▶ **Stated task**
Write out the full listing exactly as given, minus the images.

(Data entries for graphics)

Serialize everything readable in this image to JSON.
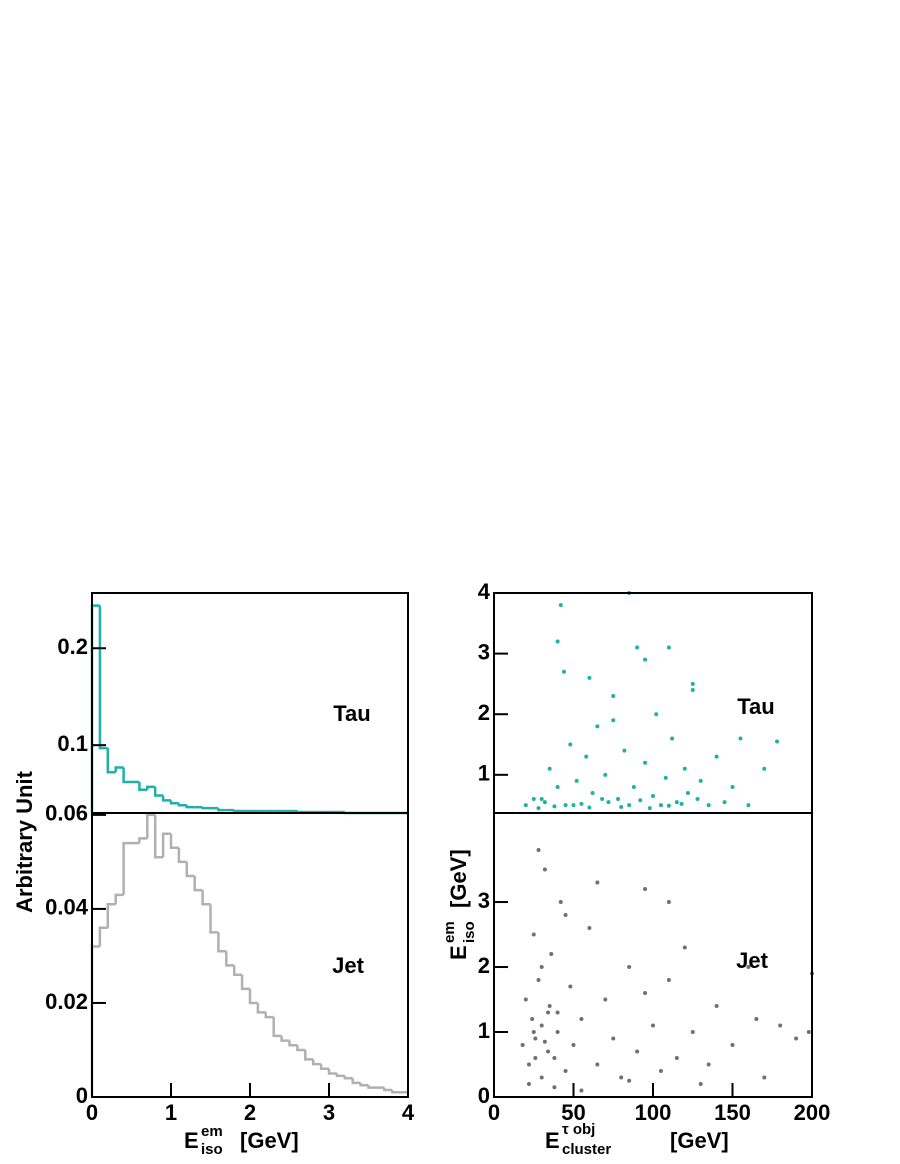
{
  "chart_data": [
    {
      "type": "histogram",
      "bins": [
        0,
        0.1,
        0.2,
        0.3,
        0.4,
        0.5,
        0.6,
        0.7,
        0.8,
        0.9,
        1.0,
        1.1,
        1.2,
        1.3,
        1.4,
        1.5,
        1.6,
        1.7,
        1.8,
        1.9,
        2.0,
        2.1,
        2.2,
        2.3,
        2.4,
        2.5,
        2.6,
        2.7,
        2.8,
        2.9,
        3.0,
        3.1,
        3.2,
        3.3,
        3.4,
        3.5,
        3.6,
        3.7,
        3.8,
        3.9,
        4.0
      ],
      "values": [
        0.244,
        0.097,
        0.072,
        0.077,
        0.062,
        0.062,
        0.054,
        0.057,
        0.048,
        0.043,
        0.04,
        0.038,
        0.036,
        0.036,
        0.035,
        0.035,
        0.033,
        0.033,
        0.032,
        0.032,
        0.032,
        0.032,
        0.032,
        0.032,
        0.032,
        0.032,
        0.031,
        0.031,
        0.031,
        0.031,
        0.031,
        0.031,
        0.03,
        0.03,
        0.03,
        0.03,
        0.03,
        0.03,
        0.03,
        0.03
      ],
      "color": "#1fb0a8",
      "xlim": [
        0,
        4
      ],
      "ylim": [
        0.03,
        0.257
      ],
      "yticks": [
        0.1,
        0.2
      ],
      "annotation": "Tau",
      "ylabel": "Arbitrary Unit"
    },
    {
      "type": "histogram",
      "bins": [
        0,
        0.1,
        0.2,
        0.3,
        0.4,
        0.5,
        0.6,
        0.7,
        0.8,
        0.9,
        1.0,
        1.1,
        1.2,
        1.3,
        1.4,
        1.5,
        1.6,
        1.7,
        1.8,
        1.9,
        2.0,
        2.1,
        2.2,
        2.3,
        2.4,
        2.5,
        2.6,
        2.7,
        2.8,
        2.9,
        3.0,
        3.1,
        3.2,
        3.3,
        3.4,
        3.5,
        3.6,
        3.7,
        3.8,
        3.9,
        4.0
      ],
      "values": [
        0.032,
        0.036,
        0.041,
        0.043,
        0.054,
        0.054,
        0.055,
        0.06,
        0.051,
        0.056,
        0.053,
        0.05,
        0.047,
        0.044,
        0.041,
        0.035,
        0.031,
        0.028,
        0.026,
        0.023,
        0.02,
        0.018,
        0.017,
        0.013,
        0.012,
        0.011,
        0.01,
        0.008,
        0.007,
        0.006,
        0.005,
        0.0045,
        0.004,
        0.003,
        0.0025,
        0.002,
        0.002,
        0.0015,
        0.001,
        0.001
      ],
      "color": "#b0b0b0",
      "xlim": [
        0,
        4
      ],
      "xticks": [
        0,
        1,
        2,
        3,
        4
      ],
      "ylim": [
        0,
        0.0604
      ],
      "yticks": [
        0,
        0.02,
        0.04,
        0.06
      ],
      "annotation": "Jet",
      "xlabel": {
        "base": "E",
        "sup": "em",
        "sub": "iso",
        "unit": "[GeV]"
      }
    },
    {
      "type": "scatter",
      "x": [
        20,
        25,
        28,
        30,
        32,
        35,
        38,
        40,
        42,
        45,
        48,
        50,
        52,
        55,
        58,
        60,
        62,
        65,
        68,
        70,
        72,
        75,
        78,
        80,
        82,
        85,
        88,
        90,
        92,
        95,
        98,
        100,
        102,
        105,
        108,
        110,
        112,
        115,
        118,
        120,
        122,
        125,
        128,
        130,
        135,
        140,
        145,
        150,
        155,
        160,
        170,
        178,
        40,
        44,
        60,
        85,
        110,
        125,
        75,
        95
      ],
      "y": [
        0.5,
        0.6,
        0.45,
        0.6,
        0.55,
        1.1,
        0.48,
        0.8,
        3.8,
        0.5,
        1.5,
        0.5,
        0.9,
        0.52,
        1.3,
        0.46,
        0.7,
        1.8,
        0.6,
        1.0,
        0.55,
        2.3,
        0.6,
        0.47,
        1.4,
        0.5,
        0.8,
        3.1,
        0.58,
        1.2,
        0.45,
        0.65,
        2.0,
        0.5,
        0.95,
        0.49,
        1.6,
        0.55,
        0.52,
        1.1,
        0.7,
        2.4,
        0.6,
        0.9,
        0.5,
        1.3,
        0.55,
        0.8,
        1.6,
        0.5,
        1.1,
        1.55,
        3.2,
        2.7,
        2.6,
        4.0,
        3.1,
        2.5,
        1.9,
        2.9
      ],
      "color": "#1fb0a8",
      "xlim": [
        0,
        200
      ],
      "ylim": [
        0.37,
        4
      ],
      "yticks": [
        1,
        2,
        3,
        4
      ],
      "annotation": "Tau",
      "ylabel": {
        "base": "E",
        "sup": "em",
        "sub": "iso",
        "unit": "[GeV]"
      }
    },
    {
      "type": "scatter",
      "x": [
        18,
        20,
        22,
        24,
        25,
        26,
        28,
        30,
        30,
        32,
        34,
        35,
        36,
        38,
        40,
        42,
        45,
        48,
        50,
        55,
        60,
        65,
        70,
        75,
        80,
        85,
        90,
        95,
        100,
        105,
        110,
        115,
        120,
        125,
        130,
        140,
        150,
        160,
        170,
        180,
        190,
        200,
        22,
        26,
        30,
        34,
        28,
        38,
        45,
        55,
        65,
        85,
        95,
        110,
        135,
        165,
        25,
        32,
        40,
        198
      ],
      "y": [
        0.8,
        1.5,
        0.5,
        1.2,
        2.5,
        0.9,
        1.8,
        0.3,
        1.1,
        3.5,
        0.7,
        1.4,
        2.2,
        0.6,
        1.0,
        3.0,
        0.4,
        1.7,
        0.8,
        1.2,
        2.6,
        0.5,
        1.5,
        0.9,
        0.3,
        2.0,
        0.7,
        3.2,
        1.1,
        0.4,
        1.8,
        0.6,
        2.3,
        1.0,
        0.2,
        1.4,
        0.8,
        2.0,
        0.3,
        1.1,
        0.9,
        1.9,
        0.2,
        0.6,
        2.0,
        1.3,
        3.8,
        0.15,
        2.8,
        0.1,
        3.3,
        0.25,
        1.6,
        3.0,
        0.5,
        1.2,
        1.0,
        0.85,
        1.3,
        1.0
      ],
      "color": "#707070",
      "xlim": [
        0,
        200
      ],
      "xticks": [
        0,
        50,
        100,
        150,
        200
      ],
      "ylim": [
        0,
        4.37
      ],
      "yticks": [
        0,
        1,
        2,
        3
      ],
      "annotation": "Jet",
      "xlabel": {
        "base": "E",
        "sup": "τ obj",
        "sub": "cluster",
        "unit": "[GeV]"
      }
    }
  ]
}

▶ **Worked answer**
Serialize everything readable in this image to JSON.
{
  "chart_data": [
    {
      "type": "histogram",
      "bins": [
        0,
        0.1,
        0.2,
        0.3,
        0.4,
        0.5,
        0.6,
        0.7,
        0.8,
        0.9,
        1.0,
        1.1,
        1.2,
        1.3,
        1.4,
        1.5,
        1.6,
        1.7,
        1.8,
        1.9,
        2.0,
        2.1,
        2.2,
        2.3,
        2.4,
        2.5,
        2.6,
        2.7,
        2.8,
        2.9,
        3.0,
        3.1,
        3.2,
        3.3,
        3.4,
        3.5,
        3.6,
        3.7,
        3.8,
        3.9,
        4.0
      ],
      "values": [
        0.244,
        0.097,
        0.072,
        0.077,
        0.062,
        0.062,
        0.054,
        0.057,
        0.048,
        0.043,
        0.04,
        0.038,
        0.036,
        0.036,
        0.035,
        0.035,
        0.033,
        0.033,
        0.032,
        0.032,
        0.032,
        0.032,
        0.032,
        0.032,
        0.032,
        0.032,
        0.031,
        0.031,
        0.031,
        0.031,
        0.031,
        0.031,
        0.03,
        0.03,
        0.03,
        0.03,
        0.03,
        0.03,
        0.03,
        0.03
      ],
      "color": "#1fb0a8",
      "xlim": [
        0,
        4
      ],
      "ylim": [
        0.03,
        0.257
      ],
      "yticks": [
        0.1,
        0.2
      ],
      "annotation": "Tau",
      "ylabel": "Arbitrary Unit"
    },
    {
      "type": "histogram",
      "bins": [
        0,
        0.1,
        0.2,
        0.3,
        0.4,
        0.5,
        0.6,
        0.7,
        0.8,
        0.9,
        1.0,
        1.1,
        1.2,
        1.3,
        1.4,
        1.5,
        1.6,
        1.7,
        1.8,
        1.9,
        2.0,
        2.1,
        2.2,
        2.3,
        2.4,
        2.5,
        2.6,
        2.7,
        2.8,
        2.9,
        3.0,
        3.1,
        3.2,
        3.3,
        3.4,
        3.5,
        3.6,
        3.7,
        3.8,
        3.9,
        4.0
      ],
      "values": [
        0.032,
        0.036,
        0.041,
        0.043,
        0.054,
        0.054,
        0.055,
        0.06,
        0.051,
        0.056,
        0.053,
        0.05,
        0.047,
        0.044,
        0.041,
        0.035,
        0.031,
        0.028,
        0.026,
        0.023,
        0.02,
        0.018,
        0.017,
        0.013,
        0.012,
        0.011,
        0.01,
        0.008,
        0.007,
        0.006,
        0.005,
        0.0045,
        0.004,
        0.003,
        0.0025,
        0.002,
        0.002,
        0.0015,
        0.001,
        0.001
      ],
      "color": "#b0b0b0",
      "xlim": [
        0,
        4
      ],
      "xticks": [
        0,
        1,
        2,
        3,
        4
      ],
      "ylim": [
        0,
        0.0604
      ],
      "yticks": [
        0,
        0.02,
        0.04,
        0.06
      ],
      "annotation": "Jet",
      "xlabel": {
        "base": "E",
        "sup": "em",
        "sub": "iso",
        "unit": "[GeV]"
      }
    },
    {
      "type": "scatter",
      "x": [
        20,
        25,
        28,
        30,
        32,
        35,
        38,
        40,
        42,
        45,
        48,
        50,
        52,
        55,
        58,
        60,
        62,
        65,
        68,
        70,
        72,
        75,
        78,
        80,
        82,
        85,
        88,
        90,
        92,
        95,
        98,
        100,
        102,
        105,
        108,
        110,
        112,
        115,
        118,
        120,
        122,
        125,
        128,
        130,
        135,
        140,
        145,
        150,
        155,
        160,
        170,
        178,
        40,
        44,
        60,
        85,
        110,
        125,
        75,
        95
      ],
      "y": [
        0.5,
        0.6,
        0.45,
        0.6,
        0.55,
        1.1,
        0.48,
        0.8,
        3.8,
        0.5,
        1.5,
        0.5,
        0.9,
        0.52,
        1.3,
        0.46,
        0.7,
        1.8,
        0.6,
        1.0,
        0.55,
        2.3,
        0.6,
        0.47,
        1.4,
        0.5,
        0.8,
        3.1,
        0.58,
        1.2,
        0.45,
        0.65,
        2.0,
        0.5,
        0.95,
        0.49,
        1.6,
        0.55,
        0.52,
        1.1,
        0.7,
        2.4,
        0.6,
        0.9,
        0.5,
        1.3,
        0.55,
        0.8,
        1.6,
        0.5,
        1.1,
        1.55,
        3.2,
        2.7,
        2.6,
        4.0,
        3.1,
        2.5,
        1.9,
        2.9
      ],
      "color": "#1fb0a8",
      "xlim": [
        0,
        200
      ],
      "ylim": [
        0.37,
        4
      ],
      "yticks": [
        1,
        2,
        3,
        4
      ],
      "annotation": "Tau",
      "ylabel": {
        "base": "E",
        "sup": "em",
        "sub": "iso",
        "unit": "[GeV]"
      }
    },
    {
      "type": "scatter",
      "x": [
        18,
        20,
        22,
        24,
        25,
        26,
        28,
        30,
        30,
        32,
        34,
        35,
        36,
        38,
        40,
        42,
        45,
        48,
        50,
        55,
        60,
        65,
        70,
        75,
        80,
        85,
        90,
        95,
        100,
        105,
        110,
        115,
        120,
        125,
        130,
        140,
        150,
        160,
        170,
        180,
        190,
        200,
        22,
        26,
        30,
        34,
        28,
        38,
        45,
        55,
        65,
        85,
        95,
        110,
        135,
        165,
        25,
        32,
        40,
        198
      ],
      "y": [
        0.8,
        1.5,
        0.5,
        1.2,
        2.5,
        0.9,
        1.8,
        0.3,
        1.1,
        3.5,
        0.7,
        1.4,
        2.2,
        0.6,
        1.0,
        3.0,
        0.4,
        1.7,
        0.8,
        1.2,
        2.6,
        0.5,
        1.5,
        0.9,
        0.3,
        2.0,
        0.7,
        3.2,
        1.1,
        0.4,
        1.8,
        0.6,
        2.3,
        1.0,
        0.2,
        1.4,
        0.8,
        2.0,
        0.3,
        1.1,
        0.9,
        1.9,
        0.2,
        0.6,
        2.0,
        1.3,
        3.8,
        0.15,
        2.8,
        0.1,
        3.3,
        0.25,
        1.6,
        3.0,
        0.5,
        1.2,
        1.0,
        0.85,
        1.3,
        1.0
      ],
      "color": "#707070",
      "xlim": [
        0,
        200
      ],
      "xticks": [
        0,
        50,
        100,
        150,
        200
      ],
      "ylim": [
        0,
        4.37
      ],
      "yticks": [
        0,
        1,
        2,
        3
      ],
      "annotation": "Jet",
      "xlabel": {
        "base": "E",
        "sup": "τ obj",
        "sub": "cluster",
        "unit": "[GeV]"
      }
    }
  ]
}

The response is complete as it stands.